## Work required
Nothing may be dropped or altered: reproduce all the data.
_ _ _ _
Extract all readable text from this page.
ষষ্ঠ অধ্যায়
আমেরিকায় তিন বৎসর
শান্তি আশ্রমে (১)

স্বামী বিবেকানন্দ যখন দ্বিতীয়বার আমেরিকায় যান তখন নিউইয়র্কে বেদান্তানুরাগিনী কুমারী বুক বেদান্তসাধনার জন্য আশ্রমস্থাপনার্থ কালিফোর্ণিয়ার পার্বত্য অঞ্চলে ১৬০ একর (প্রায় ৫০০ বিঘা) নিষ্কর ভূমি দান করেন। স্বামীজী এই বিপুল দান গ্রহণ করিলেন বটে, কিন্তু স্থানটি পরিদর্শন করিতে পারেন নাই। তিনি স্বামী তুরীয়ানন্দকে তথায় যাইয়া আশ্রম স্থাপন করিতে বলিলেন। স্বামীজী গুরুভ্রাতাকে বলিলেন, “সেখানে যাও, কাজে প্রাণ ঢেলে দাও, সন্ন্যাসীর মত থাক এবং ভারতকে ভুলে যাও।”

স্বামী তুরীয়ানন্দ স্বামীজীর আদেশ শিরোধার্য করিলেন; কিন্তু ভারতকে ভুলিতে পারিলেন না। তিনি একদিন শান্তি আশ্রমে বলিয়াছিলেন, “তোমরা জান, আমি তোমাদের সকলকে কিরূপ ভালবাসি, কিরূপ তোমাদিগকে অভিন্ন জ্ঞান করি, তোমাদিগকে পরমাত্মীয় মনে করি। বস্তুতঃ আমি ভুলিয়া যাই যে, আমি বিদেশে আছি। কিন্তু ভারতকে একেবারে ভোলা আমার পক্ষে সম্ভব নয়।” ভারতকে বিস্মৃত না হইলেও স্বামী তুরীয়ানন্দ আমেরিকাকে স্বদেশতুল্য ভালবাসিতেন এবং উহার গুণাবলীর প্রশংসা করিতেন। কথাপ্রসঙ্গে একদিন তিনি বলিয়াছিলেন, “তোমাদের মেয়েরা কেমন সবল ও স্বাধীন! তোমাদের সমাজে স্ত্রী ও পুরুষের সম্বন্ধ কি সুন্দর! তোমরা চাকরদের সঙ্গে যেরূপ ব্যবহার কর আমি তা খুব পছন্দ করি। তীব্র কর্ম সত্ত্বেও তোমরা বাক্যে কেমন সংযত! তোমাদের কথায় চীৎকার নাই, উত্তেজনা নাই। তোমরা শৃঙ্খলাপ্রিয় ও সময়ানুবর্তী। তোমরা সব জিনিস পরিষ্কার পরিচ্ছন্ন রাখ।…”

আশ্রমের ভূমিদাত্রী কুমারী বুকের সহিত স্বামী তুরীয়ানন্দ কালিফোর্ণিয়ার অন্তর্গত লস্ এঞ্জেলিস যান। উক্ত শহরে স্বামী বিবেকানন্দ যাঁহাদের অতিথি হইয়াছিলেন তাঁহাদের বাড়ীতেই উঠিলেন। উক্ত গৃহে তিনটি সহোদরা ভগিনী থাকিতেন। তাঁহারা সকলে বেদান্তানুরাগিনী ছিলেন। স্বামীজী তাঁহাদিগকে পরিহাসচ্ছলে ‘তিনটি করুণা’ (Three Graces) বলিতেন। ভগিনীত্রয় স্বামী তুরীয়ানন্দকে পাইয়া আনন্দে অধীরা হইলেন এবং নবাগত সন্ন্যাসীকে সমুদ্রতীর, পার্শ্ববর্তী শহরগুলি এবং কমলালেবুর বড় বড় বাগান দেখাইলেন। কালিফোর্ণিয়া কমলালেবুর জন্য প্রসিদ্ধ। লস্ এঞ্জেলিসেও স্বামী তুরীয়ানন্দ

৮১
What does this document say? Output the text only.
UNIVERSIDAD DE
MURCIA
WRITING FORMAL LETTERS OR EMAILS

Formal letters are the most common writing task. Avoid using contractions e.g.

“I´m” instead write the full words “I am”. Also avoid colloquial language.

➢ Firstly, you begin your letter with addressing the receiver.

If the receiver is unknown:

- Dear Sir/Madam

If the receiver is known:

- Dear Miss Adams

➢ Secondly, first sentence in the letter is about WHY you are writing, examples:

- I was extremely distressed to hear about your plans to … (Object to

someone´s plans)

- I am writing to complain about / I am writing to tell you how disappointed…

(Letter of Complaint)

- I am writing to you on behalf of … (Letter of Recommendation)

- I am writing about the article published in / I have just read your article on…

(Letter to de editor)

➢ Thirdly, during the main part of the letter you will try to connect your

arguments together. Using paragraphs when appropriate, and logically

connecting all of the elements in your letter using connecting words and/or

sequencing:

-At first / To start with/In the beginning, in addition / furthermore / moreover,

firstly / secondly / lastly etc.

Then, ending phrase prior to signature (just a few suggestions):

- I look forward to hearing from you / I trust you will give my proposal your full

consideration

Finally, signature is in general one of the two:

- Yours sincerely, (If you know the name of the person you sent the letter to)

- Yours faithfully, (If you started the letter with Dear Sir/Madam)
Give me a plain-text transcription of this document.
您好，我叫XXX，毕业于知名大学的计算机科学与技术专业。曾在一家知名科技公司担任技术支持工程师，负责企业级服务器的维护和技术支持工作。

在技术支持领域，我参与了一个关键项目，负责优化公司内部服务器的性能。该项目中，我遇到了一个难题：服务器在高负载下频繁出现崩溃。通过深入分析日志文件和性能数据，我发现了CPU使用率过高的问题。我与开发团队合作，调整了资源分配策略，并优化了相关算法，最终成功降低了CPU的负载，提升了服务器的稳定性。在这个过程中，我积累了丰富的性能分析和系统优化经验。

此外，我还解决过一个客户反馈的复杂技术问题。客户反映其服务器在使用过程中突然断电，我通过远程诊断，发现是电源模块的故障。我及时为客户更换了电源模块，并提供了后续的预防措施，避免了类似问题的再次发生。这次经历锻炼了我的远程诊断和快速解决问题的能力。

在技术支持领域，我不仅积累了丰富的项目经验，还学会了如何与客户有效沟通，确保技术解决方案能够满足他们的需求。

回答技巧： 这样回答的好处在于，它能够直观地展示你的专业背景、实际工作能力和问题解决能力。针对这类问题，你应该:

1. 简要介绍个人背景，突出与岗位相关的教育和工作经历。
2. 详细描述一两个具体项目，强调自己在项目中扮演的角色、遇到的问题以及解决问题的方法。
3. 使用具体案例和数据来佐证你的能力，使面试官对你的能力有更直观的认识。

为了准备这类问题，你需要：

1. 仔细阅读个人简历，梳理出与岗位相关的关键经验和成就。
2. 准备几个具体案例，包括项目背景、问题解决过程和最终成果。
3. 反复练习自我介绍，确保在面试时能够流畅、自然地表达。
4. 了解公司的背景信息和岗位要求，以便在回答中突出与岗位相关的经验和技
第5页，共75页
_ _ _ _
## Answer for this exercise
Extract all readable text from this page.
ষষ্ঠ অধ্যায়
আমেরিকায় তিন বৎসর
শান্তি আশ্রমে (১)

স্বামী বিবেকানন্দ যখন দ্বিতীয়বার আমেরিকায় যান তখন নিউইয়র্কে বেদান্তানুরাগিনী কুমারী বুক বেদান্তসাধনার জন্য আশ্রমস্থাপনার্থ কালিফোর্ণিয়ার পার্বত্য অঞ্চলে ১৬০ একর (প্রায় ৫০০ বিঘা) নিষ্কর ভূমি দান করেন। স্বামীজী এই বিপুল দান গ্রহণ করিলেন বটে, কিন্তু স্থানটি পরিদর্শন করিতে পারেন নাই। তিনি স্বামী তুরীয়ানন্দকে তথায় যাইয়া আশ্রম স্থাপন করিতে বলিলেন। স্বামীজী গুরুভ্রাতাকে বলিলেন, “সেখানে যাও, কাজে প্রাণ ঢেলে দাও, সন্ন্যাসীর মত থাক এবং ভারতকে ভুলে যাও।”

স্বামী তুরীয়ানন্দ স্বামীজীর আদেশ শিরোধার্য করিলেন; কিন্তু ভারতকে ভুলিতে পারিলেন না। তিনি একদিন শান্তি আশ্রমে বলিয়াছিলেন, “তোমরা জান, আমি তোমাদের সকলকে কিরূপ ভালবাসি, কিরূপ তোমাদিগকে অভিন্ন জ্ঞান করি, তোমাদিগকে পরমাত্মীয় মনে করি। বস্তুতঃ আমি ভুলিয়া যাই যে, আমি বিদেশে আছি। কিন্তু ভারতকে একেবারে ভোলা আমার পক্ষে সম্ভব নয়।” ভারতকে বিস্মৃত না হইলেও স্বামী তুরীয়ানন্দ আমেরিকাকে স্বদেশতুল্য ভালবাসিতেন এবং উহার গুণাবলীর প্রশংসা করিতেন। কথাপ্রসঙ্গে একদিন তিনি বলিয়াছিলেন, “তোমাদের মেয়েরা কেমন সবল ও স্বাধীন! তোমাদের সমাজে স্ত্রী ও পুরুষের সম্বন্ধ কি সুন্দর! তোমরা চাকরদের সঙ্গে যেরূপ ব্যবহার কর আমি তা খুব পছন্দ করি। তীব্র কর্ম সত্ত্বেও তোমরা বাক্যে কেমন সংযত! তোমাদের কথায় চীৎকার নাই, উত্তেজনা নাই। তোমরা শৃঙ্খলাপ্রিয় ও সময়ানুবর্তী। তোমরা সব জিনিস পরিষ্কার পরিচ্ছন্ন রাখ।…”

আশ্রমের ভূমিদাত্রী কুমারী বুকের সহিত স্বামী তুরীয়ানন্দ কালিফোর্ণিয়ার অন্তর্গত লস্ এঞ্জেলিস যান। উক্ত শহরে স্বামী বিবেকানন্দ যাঁহাদের অতিথি হইয়াছিলেন তাঁহাদের বাড়ীতেই উঠিলেন। উক্ত গৃহে তিনটি সহোদরা ভগিনী থাকিতেন। তাঁহারা সকলে বেদান্তানুরাগিনী ছিলেন। স্বামীজী তাঁহাদিগকে পরিহাসচ্ছলে ‘তিনটি করুণা’ (Three Graces) বলিতেন। ভগিনীত্রয় স্বামী তুরীয়ানন্দকে পাইয়া আনন্দে অধীরা হইলেন এবং নবাগত সন্ন্যাসীকে সমুদ্রতীর, পার্শ্ববর্তী শহরগুলি এবং কমলালেবুর বড় বড় বাগান দেখাইলেন। কালিফোর্ণিয়া কমলালেবুর জন্য প্রসিদ্ধ। লস্ এঞ্জেলিসেও স্বামী তুরীয়ানন্দ

৮১
What does this document say? Output the text only.
UNIVERSIDAD DE
MURCIA
WRITING FORMAL LETTERS OR EMAILS

Formal letters are the most common writing task. Avoid using contractions e.g.

“I´m” instead write the full words “I am”. Also avoid colloquial language.

➢ Firstly, you begin your letter with addressing the receiver.

If the receiver is unknown:

- Dear Sir/Madam

If the receiver is known:

- Dear Miss Adams

➢ Secondly, first sentence in the letter is about WHY you are writing, examples:

- I was extremely distressed to hear about your plans to … (Object to

someone´s plans)

- I am writing to complain about / I am writing to tell you how disappointed…

(Letter of Complaint)

- I am writing to you on behalf of … (Letter of Recommendation)

- I am writing about the article published in / I have just read your article on…

(Letter to de editor)

➢ Thirdly, during the main part of the letter you will try to connect your

arguments together. Using paragraphs when appropriate, and logically

connecting all of the elements in your letter using connecting words and/or

sequencing:

-At first / To start with/In the beginning, in addition / furthermore / moreover,

firstly / secondly / lastly etc.

Then, ending phrase prior to signature (just a few suggestions):

- I look forward to hearing from you / I trust you will give my proposal your full

consideration

Finally, signature is in general one of the two:

- Yours sincerely, (If you know the name of the person you sent the letter to)

- Yours faithfully, (If you started the letter with Dear Sir/Madam)
Give me a plain-text transcription of this document.
您好，我叫XXX，毕业于知名大学的计算机科学与技术专业。曾在一家知名科技公司担任技术支持工程师，负责企业级服务器的维护和技术支持工作。

在技术支持领域，我参与了一个关键项目，负责优化公司内部服务器的性能。该项目中，我遇到了一个难题：服务器在高负载下频繁出现崩溃。通过深入分析日志文件和性能数据，我发现了CPU使用率过高的问题。我与开发团队合作，调整了资源分配策略，并优化了相关算法，最终成功降低了CPU的负载，提升了服务器的稳定性。在这个过程中，我积累了丰富的性能分析和系统优化经验。

此外，我还解决过一个客户反馈的复杂技术问题。客户反映其服务器在使用过程中突然断电，我通过远程诊断，发现是电源模块的故障。我及时为客户更换了电源模块，并提供了后续的预防措施，避免了类似问题的再次发生。这次经历锻炼了我的远程诊断和快速解决问题的能力。

在技术支持领域，我不仅积累了丰富的项目经验，还学会了如何与客户有效沟通，确保技术解决方案能够满足他们的需求。

回答技巧： 这样回答的好处在于，它能够直观地展示你的专业背景、实际工作能力和问题解决能力。针对这类问题，你应该:

1. 简要介绍个人背景，突出与岗位相关的教育和工作经历。
2. 详细描述一两个具体项目，强调自己在项目中扮演的角色、遇到的问题以及解决问题的方法。
3. 使用具体案例和数据来佐证你的能力，使面试官对你的能力有更直观的认识。

为了准备这类问题，你需要：

1. 仔细阅读个人简历，梳理出与岗位相关的关键经验和成就。
2. 准备几个具体案例，包括项目背景、问题解决过程和最终成果。
3. 反复练习自我介绍，确保在面试时能够流畅、自然地表达。
4. 了解公司的背景信息和岗位要求，以便在回答中突出与岗位相关的经验和技
第5页，共75页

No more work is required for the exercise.